> **DIRECTIONS**: Only lines holding the string "paikalle" are wanted; copy each one from the material.

(Saved entries)
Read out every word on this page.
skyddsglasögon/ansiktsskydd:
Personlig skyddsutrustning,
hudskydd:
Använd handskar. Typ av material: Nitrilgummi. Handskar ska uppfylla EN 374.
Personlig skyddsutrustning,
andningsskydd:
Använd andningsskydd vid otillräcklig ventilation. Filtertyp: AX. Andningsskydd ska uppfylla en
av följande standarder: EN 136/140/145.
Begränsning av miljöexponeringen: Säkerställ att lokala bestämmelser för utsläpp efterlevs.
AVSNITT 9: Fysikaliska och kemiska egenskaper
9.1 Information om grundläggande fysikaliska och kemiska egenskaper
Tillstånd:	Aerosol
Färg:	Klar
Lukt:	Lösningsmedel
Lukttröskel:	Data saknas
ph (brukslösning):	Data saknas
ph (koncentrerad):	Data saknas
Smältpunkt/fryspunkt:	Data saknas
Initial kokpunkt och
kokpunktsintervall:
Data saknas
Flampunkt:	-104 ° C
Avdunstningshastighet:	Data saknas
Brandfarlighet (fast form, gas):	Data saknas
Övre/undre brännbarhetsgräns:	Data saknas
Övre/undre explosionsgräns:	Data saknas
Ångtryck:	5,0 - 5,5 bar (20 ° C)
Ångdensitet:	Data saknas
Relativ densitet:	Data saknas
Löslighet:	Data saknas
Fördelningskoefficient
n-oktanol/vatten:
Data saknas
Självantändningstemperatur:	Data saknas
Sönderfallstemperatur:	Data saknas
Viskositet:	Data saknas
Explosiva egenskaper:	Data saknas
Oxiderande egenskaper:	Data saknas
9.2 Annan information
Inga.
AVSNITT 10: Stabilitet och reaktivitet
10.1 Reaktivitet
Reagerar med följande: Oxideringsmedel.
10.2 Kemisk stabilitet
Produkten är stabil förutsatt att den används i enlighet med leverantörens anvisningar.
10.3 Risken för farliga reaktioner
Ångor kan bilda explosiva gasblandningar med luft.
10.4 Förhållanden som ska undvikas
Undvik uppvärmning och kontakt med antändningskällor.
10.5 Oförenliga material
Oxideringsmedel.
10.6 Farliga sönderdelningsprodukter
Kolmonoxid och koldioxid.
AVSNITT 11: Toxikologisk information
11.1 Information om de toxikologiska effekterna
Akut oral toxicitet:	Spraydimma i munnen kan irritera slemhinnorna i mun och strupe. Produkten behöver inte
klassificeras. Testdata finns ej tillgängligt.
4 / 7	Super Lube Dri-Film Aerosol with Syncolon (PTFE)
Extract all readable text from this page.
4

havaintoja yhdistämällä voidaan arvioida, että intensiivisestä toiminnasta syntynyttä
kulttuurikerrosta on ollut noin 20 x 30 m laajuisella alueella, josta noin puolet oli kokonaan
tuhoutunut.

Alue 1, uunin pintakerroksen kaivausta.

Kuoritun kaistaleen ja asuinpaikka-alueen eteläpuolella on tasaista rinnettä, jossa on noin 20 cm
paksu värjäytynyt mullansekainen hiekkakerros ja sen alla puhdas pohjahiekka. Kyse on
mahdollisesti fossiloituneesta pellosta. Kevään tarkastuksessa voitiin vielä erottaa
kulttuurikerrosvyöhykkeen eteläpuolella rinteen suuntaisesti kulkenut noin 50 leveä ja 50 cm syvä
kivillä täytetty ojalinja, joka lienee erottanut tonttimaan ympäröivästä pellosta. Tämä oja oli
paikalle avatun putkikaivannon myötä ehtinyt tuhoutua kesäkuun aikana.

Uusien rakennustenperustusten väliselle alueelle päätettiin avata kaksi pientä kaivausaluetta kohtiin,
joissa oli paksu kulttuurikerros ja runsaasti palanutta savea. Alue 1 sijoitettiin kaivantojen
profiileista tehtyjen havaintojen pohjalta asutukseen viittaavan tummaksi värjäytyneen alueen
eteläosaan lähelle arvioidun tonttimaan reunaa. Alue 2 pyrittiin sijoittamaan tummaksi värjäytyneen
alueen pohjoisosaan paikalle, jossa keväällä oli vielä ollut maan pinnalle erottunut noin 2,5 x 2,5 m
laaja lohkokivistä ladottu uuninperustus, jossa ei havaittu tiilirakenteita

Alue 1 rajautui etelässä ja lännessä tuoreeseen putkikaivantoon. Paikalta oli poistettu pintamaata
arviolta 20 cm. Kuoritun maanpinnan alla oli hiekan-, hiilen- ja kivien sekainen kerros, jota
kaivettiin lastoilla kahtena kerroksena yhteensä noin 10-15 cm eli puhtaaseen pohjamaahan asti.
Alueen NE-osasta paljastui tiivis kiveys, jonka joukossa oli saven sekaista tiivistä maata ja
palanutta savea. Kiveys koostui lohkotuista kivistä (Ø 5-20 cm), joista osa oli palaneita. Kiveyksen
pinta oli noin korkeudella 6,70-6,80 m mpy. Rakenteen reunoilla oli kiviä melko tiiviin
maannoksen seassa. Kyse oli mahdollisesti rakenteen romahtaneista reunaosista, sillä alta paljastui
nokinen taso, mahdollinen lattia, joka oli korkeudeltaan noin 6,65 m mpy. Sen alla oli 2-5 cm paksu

> **RESPONSE TO THE TASK**:
paikalle avatun putkikaivannon myötä ehtinyt tuhoutua kesäkuun aikana.
alueen pohjoisosaan paikalle, jossa keväällä oli vielä ollut maan pinnalle erottunut noin 2,5 x 2,5 m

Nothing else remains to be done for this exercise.